● **WHAT YOU HAVE TO DO**
Check each line of the records below and collect those holding "this".

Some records
╔══
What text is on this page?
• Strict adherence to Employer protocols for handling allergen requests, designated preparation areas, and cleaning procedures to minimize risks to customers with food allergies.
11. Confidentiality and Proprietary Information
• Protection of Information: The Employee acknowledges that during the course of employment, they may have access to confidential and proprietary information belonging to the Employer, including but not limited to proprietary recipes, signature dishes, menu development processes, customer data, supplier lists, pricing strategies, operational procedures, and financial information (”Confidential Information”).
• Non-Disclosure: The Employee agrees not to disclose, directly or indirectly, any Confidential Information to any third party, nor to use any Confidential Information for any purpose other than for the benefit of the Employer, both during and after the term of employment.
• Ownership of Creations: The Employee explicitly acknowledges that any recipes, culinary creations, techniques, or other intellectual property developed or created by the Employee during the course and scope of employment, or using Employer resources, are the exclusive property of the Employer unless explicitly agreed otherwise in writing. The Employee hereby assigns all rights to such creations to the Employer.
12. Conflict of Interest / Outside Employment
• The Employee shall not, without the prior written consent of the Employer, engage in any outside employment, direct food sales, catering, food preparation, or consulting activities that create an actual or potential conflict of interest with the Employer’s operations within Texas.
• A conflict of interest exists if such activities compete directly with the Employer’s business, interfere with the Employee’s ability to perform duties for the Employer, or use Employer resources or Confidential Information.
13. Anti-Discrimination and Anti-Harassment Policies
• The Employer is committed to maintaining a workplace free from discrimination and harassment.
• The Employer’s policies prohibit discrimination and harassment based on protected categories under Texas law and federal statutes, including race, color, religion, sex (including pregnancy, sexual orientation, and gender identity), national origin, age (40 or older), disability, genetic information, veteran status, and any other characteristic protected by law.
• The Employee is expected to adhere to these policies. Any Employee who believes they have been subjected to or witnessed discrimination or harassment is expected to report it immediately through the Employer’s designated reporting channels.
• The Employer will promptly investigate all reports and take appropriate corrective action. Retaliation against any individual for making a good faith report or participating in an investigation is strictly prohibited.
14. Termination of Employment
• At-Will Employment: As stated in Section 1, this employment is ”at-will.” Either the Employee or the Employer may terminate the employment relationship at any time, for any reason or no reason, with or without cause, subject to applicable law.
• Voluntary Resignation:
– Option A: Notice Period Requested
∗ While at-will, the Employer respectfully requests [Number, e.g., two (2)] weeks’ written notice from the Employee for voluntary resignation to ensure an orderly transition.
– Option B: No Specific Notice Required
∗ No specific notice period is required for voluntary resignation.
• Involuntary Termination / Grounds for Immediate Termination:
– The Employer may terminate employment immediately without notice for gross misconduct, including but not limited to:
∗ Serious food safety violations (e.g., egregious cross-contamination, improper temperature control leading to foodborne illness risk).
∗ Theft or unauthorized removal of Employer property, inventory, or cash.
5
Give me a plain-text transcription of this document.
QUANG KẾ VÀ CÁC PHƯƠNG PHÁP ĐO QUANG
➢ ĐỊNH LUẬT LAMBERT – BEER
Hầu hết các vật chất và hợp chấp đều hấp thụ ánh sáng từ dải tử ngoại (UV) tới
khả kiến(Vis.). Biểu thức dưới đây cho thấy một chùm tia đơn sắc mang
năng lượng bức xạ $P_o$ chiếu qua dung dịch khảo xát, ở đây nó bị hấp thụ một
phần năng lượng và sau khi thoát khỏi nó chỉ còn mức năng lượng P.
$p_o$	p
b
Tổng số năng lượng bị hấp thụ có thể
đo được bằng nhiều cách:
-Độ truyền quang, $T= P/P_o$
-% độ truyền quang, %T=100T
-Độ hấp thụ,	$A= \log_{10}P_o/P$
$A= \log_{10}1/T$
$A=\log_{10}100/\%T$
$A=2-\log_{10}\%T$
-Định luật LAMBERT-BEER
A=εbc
╚══
● **SOLUTION**
What text is on this page?
• At-Will Employment: As stated in Section 1, this employment is ”at-will.” Either the Employee or the Employer may terminate the employment relationship at any time, for any reason or no reason, with or without cause, subject to applicable law.
Give me a plain-text transcription of this document.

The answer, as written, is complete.